The request: Copy out all the lines exactly. Omit pictures.
══ Given records
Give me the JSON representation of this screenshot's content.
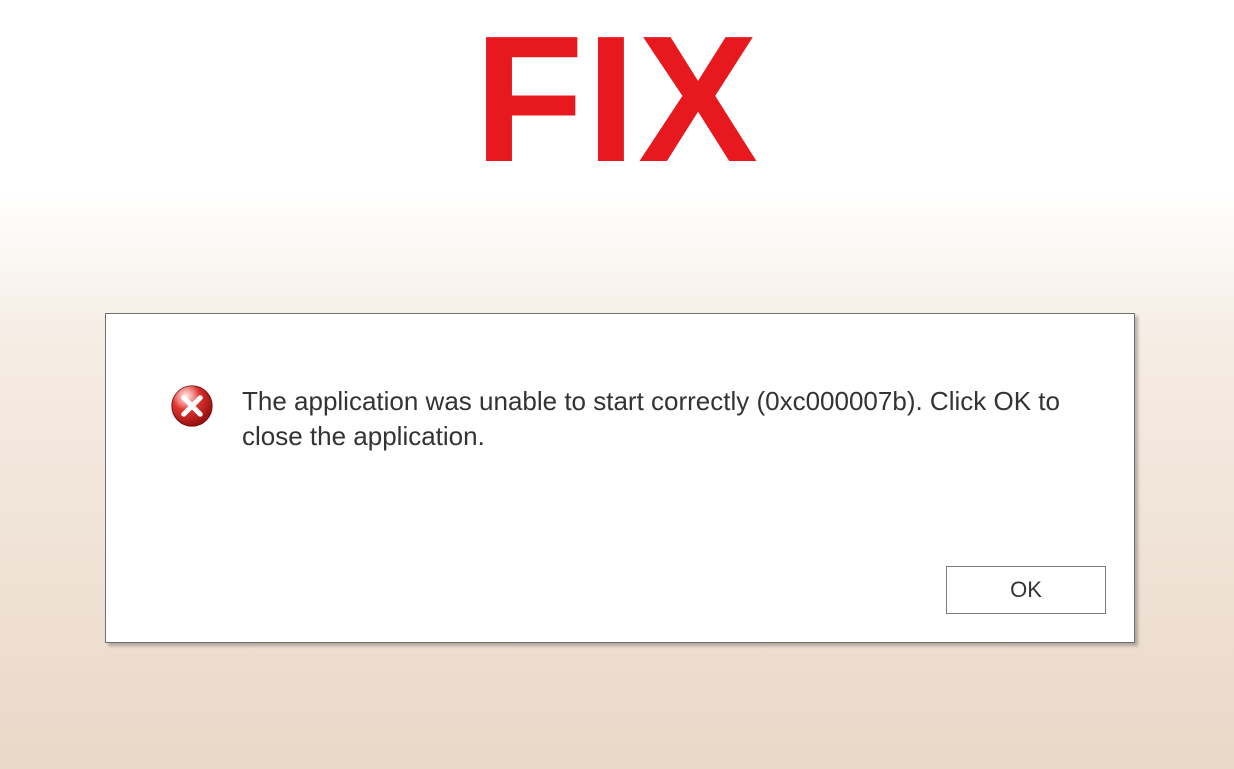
{
  "headline": "FIX",
  "dialog": {
    "message": "The application was unable to start correctly (0xc000007b). Click OK to close the application.",
    "ok_label": "OK"
  }
}
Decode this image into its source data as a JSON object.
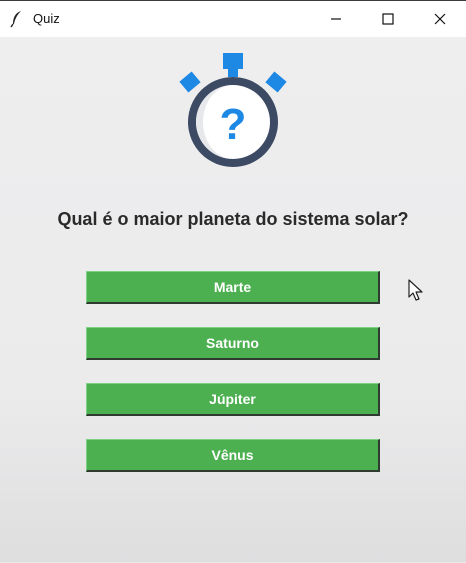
{
  "window": {
    "title": "Quiz",
    "app_icon": "feather-icon",
    "controls": [
      "minimize-icon",
      "maximize-icon",
      "close-icon"
    ]
  },
  "quiz": {
    "illustration": "stopwatch-question-icon",
    "illustration_glyph": "?",
    "question": "Qual é o maior planeta do sistema solar?",
    "options": [
      "Marte",
      "Saturno",
      "Júpiter",
      "Vênus"
    ]
  },
  "colors": {
    "answer_button": "#4caf50",
    "stopwatch_blue": "#1e88e5",
    "stopwatch_ring": "#3d4a63",
    "background": "#ebebec"
  }
}
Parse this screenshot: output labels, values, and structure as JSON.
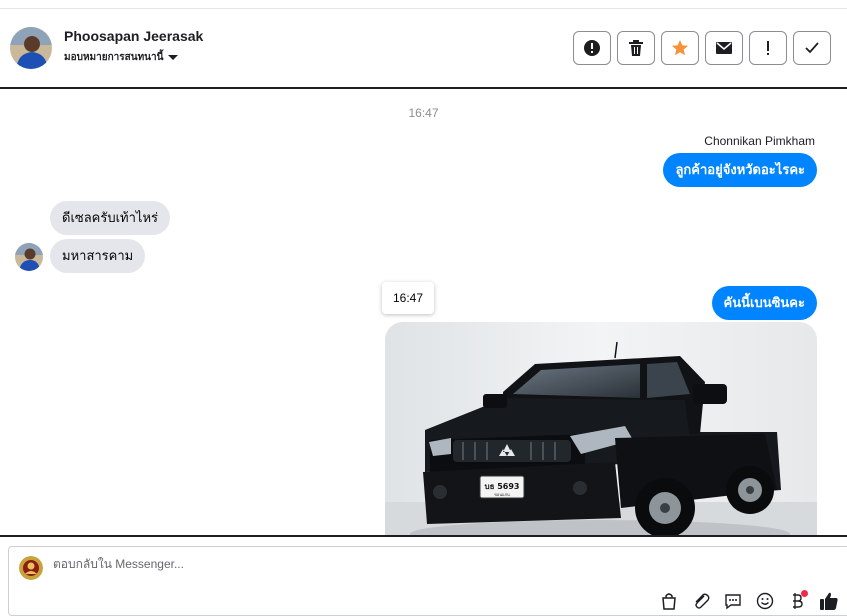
════
Exercise response:
Give me the JSON representation of this screenshot's content.
{
  "headline": "FIX",
  "dialog": {
    "message": "The application was unable to start correctly (0xc000007b). Click OK to close the application.",
    "ok_label": "OK"
  }
}
Decode this image into its source data as a JSON object.
{
  "window": {
    "title": "Quiz",
    "app_icon": "feather-icon",
    "controls": [
      "minimize-icon",
      "maximize-icon",
      "close-icon"
    ]
  },
  "quiz": {
    "illustration": "stopwatch-question-icon",
    "illustration_glyph": "?",
    "question": "Qual é o maior planeta do sistema solar?",
    "options": [
      "Marte",
      "Saturno",
      "Júpiter",
      "Vênus"
    ]
  },
  "colors": {
    "answer_button": "#4caf50",
    "stopwatch_blue": "#1e88e5",
    "stopwatch_ring": "#3d4a63",
    "background": "#ebebec"
  }
}
Parse this screenshot: output labels, values, and structure as JSON.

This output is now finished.